Document excerpt
<<<<

- Born: April 12, 1960 Kawasaki, Japan
- Occupation: Manga artist

= Ochazukenori =

Japanese manga artist

Ochazukenori (御茶漬海苔) is a Japanese manga artist. He is most famous for the horror manga he drew in the 1980s and 1990s.

== Life ==

Ochazukenori was born in Kawasaki in 1960. He began reading manga from rental bookstores as a child, later he read Weekly Shōnen Sunday and Weekly Shōnen Magazine and drew manga inspired by Satoru Ozawa's Submarine 707. In his youth and while attending Rissho University in Tokyo, he drew doujinshi together with friends. When he wanted to start his career as a professional manga artist, he had to send money to his parents to convince them of his career decision, as they wanted him to take over their hardware store. His doujinshi anthology Pen Touch gained a following for its obscure content. In parallel, he worked as an assistant first for manga artist Nasubi Fujitaka and then Takeshi Ebihara. He started his career as a professional artist in 1984 in the lolicon magazine Lemon People with the short story "Seireijima". His pseudonym Ochazukenori is the name of a rice dish with green tea and dried algae. He chose it, because it is similar to his birth name and because another manga artist suggested it to him and he like it.

His first published works outside of lolicon magazines were with the publisher Asahi Sonorama, starting with the short story "Tōkyō ni Yukinofurubi" in 1986. While these manga were science fiction, he received more positive response from readers for his horror manga that he drew for the magazine Monthly Halloween, beginning with the short story "Blind". With the series Zangekikan ("The Horror Mansion"), which he serialized from 1987 until 1993, he shifted fully towards horror manga. He specialized in short stories or episodic series and was a regular contributor to the big horror manga magazines of the 1980s and 1990s like Monthly Halloween, Horror M and Suspiria (magazine)|Suspiria. At the peak of his career, he drew over 100 pages a month for various monthly magazines.

>>>>

Spatial annotation records
<<<<

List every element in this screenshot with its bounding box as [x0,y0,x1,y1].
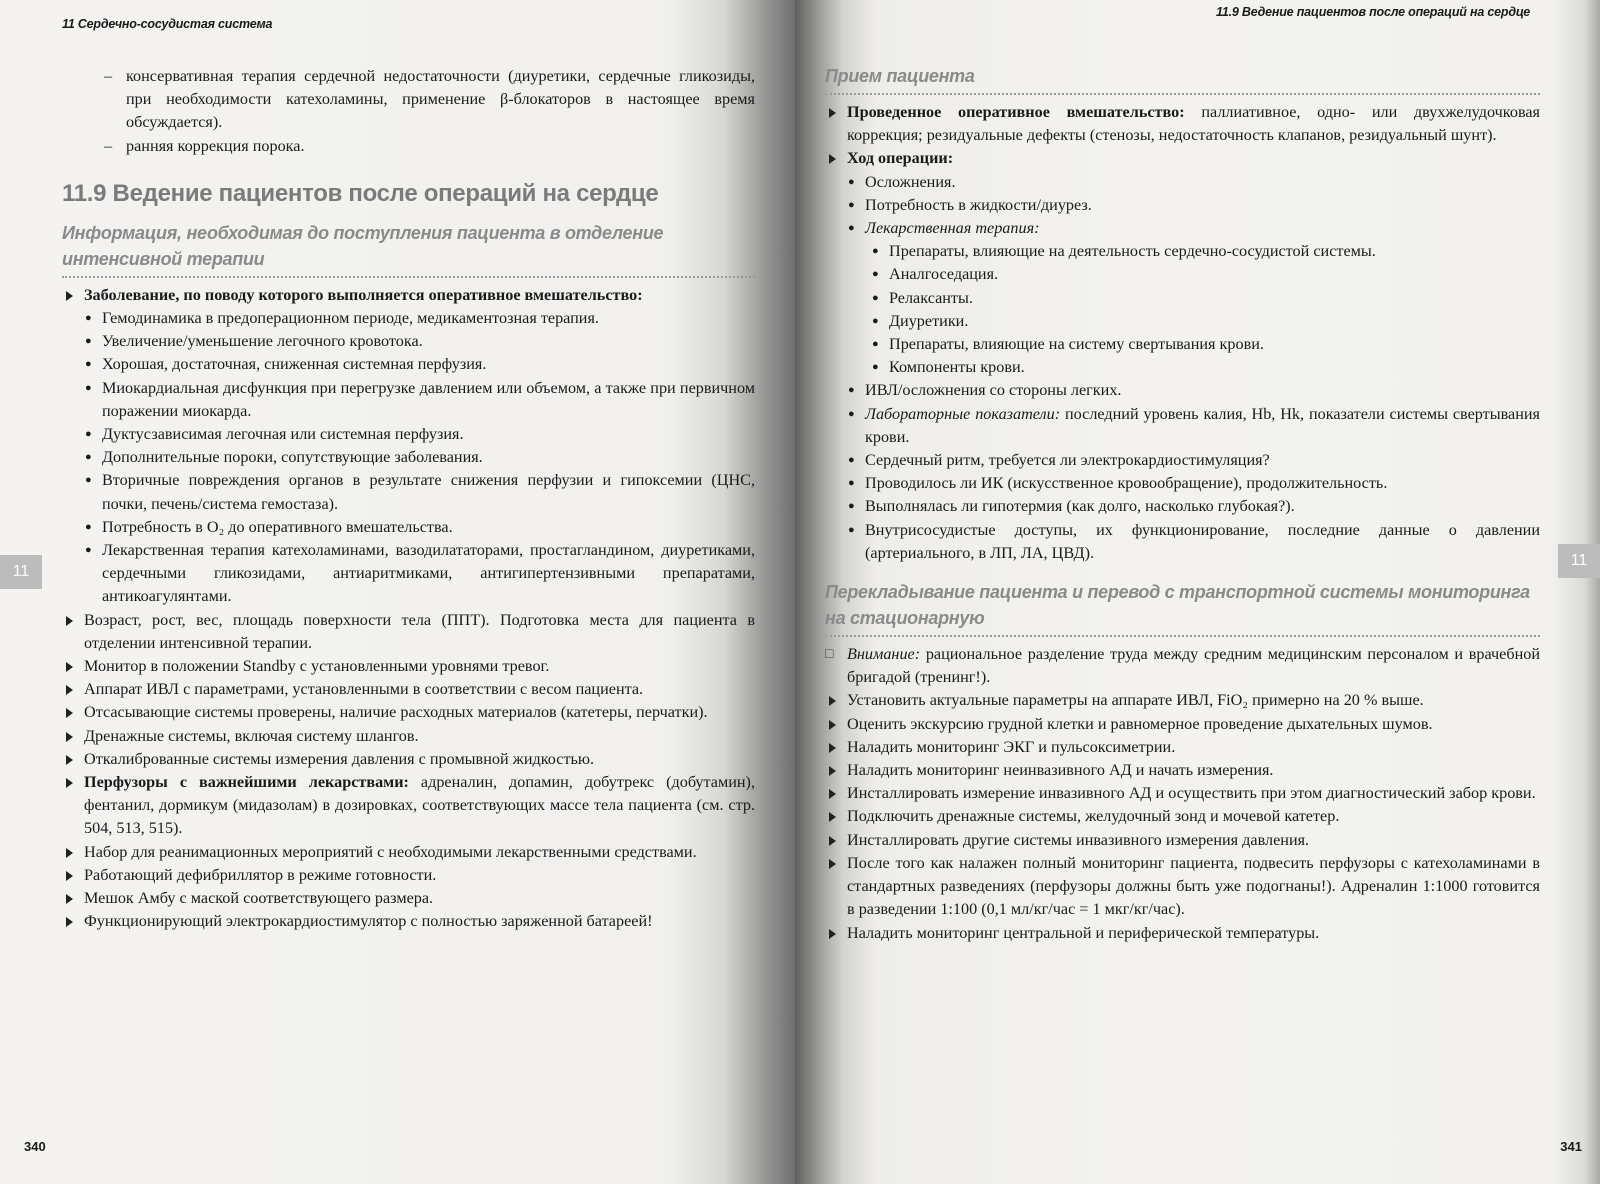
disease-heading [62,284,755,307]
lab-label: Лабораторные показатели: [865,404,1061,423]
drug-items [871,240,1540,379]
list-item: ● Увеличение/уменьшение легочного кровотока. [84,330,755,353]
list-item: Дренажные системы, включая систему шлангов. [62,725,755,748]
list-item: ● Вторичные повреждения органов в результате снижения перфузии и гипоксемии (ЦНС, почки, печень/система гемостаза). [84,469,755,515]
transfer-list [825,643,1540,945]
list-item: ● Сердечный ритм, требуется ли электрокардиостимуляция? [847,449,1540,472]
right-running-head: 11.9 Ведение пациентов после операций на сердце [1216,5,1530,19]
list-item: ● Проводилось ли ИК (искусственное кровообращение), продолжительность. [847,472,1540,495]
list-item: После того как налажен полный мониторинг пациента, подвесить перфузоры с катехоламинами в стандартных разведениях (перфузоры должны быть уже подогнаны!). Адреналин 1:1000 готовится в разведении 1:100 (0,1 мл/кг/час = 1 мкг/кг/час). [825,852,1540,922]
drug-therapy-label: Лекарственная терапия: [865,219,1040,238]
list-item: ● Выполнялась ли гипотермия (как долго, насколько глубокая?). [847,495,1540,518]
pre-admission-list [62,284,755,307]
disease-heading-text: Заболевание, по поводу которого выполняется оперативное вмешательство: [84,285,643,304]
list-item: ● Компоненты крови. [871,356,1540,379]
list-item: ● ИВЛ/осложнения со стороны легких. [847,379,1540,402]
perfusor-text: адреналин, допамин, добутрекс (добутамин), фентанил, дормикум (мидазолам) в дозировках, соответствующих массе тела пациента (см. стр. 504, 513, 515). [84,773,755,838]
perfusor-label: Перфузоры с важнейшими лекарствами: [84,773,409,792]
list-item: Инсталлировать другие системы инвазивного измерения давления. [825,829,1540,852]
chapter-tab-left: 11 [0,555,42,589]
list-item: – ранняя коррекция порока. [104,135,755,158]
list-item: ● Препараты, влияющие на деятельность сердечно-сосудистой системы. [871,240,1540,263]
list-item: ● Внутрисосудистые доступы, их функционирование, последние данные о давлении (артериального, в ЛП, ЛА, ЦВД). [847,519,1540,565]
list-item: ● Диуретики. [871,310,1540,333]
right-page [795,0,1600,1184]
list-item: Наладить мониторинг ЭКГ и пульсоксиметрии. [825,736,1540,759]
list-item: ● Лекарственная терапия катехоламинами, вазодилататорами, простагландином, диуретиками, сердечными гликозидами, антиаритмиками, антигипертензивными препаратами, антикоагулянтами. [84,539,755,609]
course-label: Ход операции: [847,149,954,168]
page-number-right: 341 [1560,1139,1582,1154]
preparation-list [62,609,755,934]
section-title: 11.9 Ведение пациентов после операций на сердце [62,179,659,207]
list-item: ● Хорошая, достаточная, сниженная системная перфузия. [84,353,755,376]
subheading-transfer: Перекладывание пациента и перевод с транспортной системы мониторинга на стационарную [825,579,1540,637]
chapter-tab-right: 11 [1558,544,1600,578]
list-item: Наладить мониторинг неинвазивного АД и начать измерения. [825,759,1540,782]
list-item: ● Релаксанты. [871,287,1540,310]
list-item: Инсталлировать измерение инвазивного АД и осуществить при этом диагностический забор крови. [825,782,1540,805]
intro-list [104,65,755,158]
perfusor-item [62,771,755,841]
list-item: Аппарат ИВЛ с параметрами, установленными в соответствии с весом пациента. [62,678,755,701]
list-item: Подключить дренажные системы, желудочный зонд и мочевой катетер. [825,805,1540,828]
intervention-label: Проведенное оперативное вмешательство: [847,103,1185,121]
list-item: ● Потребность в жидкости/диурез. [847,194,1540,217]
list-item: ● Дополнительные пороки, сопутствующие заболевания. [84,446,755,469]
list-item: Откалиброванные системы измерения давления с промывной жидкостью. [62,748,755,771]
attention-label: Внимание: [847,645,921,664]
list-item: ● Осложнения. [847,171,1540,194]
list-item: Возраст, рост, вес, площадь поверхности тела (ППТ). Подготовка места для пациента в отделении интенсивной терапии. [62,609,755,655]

>>>>

Exercise tasks
[A] Render this sentence from the article on Ochazukenori in Spanish: "At the peak of his career, he drew over 100 pages a month for various monthly magazines."
[B] Carry the article on Ochazukenori further, picking up right after its last sentence.

Task-by-task results
[A] En el punto álgido de su carrera, dibujaba más de 100 páginas al mes para varias revistas mensuales.

[B]
When the serial murderer Tsutomu Miyazaki sparked a public discourse around horror manga in the early 1990s, Ochazukenori received phone calls at home about how his manga would promote criminal activity.

He also became active as a film director, adapting three of the stories from his Zangekikan series into live-action films in 2008. One of the three episodes, Bathroom, won a film prize at an arthouse film festival.

He published only little new work in the 2000s, but became more active again in the 2010s. He focused on drawing web manga.

== Style ==
He is known for an aesthetic of splatter and gore. The center of his stories is often mental illness, with depictions of bloody corpses, fratricide and torture. His character design is angular. Ochazukenori keeps drawing by hand; he says "If you draw with a pen tablet, the manuscript will not remain. So if there is a power outage, you won't be able to read it".

== Legacy ==
Manga artist Yoshiki Takaya calls Ochazukenori an early influence, as Takaya was contributing to his doujinshi anthology Pen Touch. He recalled: "The kind of stories that Nori was drawing weren't what you'd call 'popular.' Our fanzine was the only place where he could create his own ideal manga."

Singer Kyōko Koizumi is a fan of his manga, letting him write the lyrics for her song Kōri no Toshi (凍りの都市) from the album Hippies and make a manga based on it. She also wrote the recommendation on the obi of Kyōfu Terebi TVO: Ochazukenori Jisenshu (恐怖テレビ（TVO）御茶漬海苔自選集), saying Ochazukenori's horror is like a fairy tale. Pure, beautiful and so, so scary.

Ochazukenori has gained some international recognition for his manga. His work has been translated into French. The Japan Foundation in Sydney exhibited his work as part of the exhibition Retro Horror: Supernatural and the Occult in Postwar Japanese Manga from 2019 until 2021.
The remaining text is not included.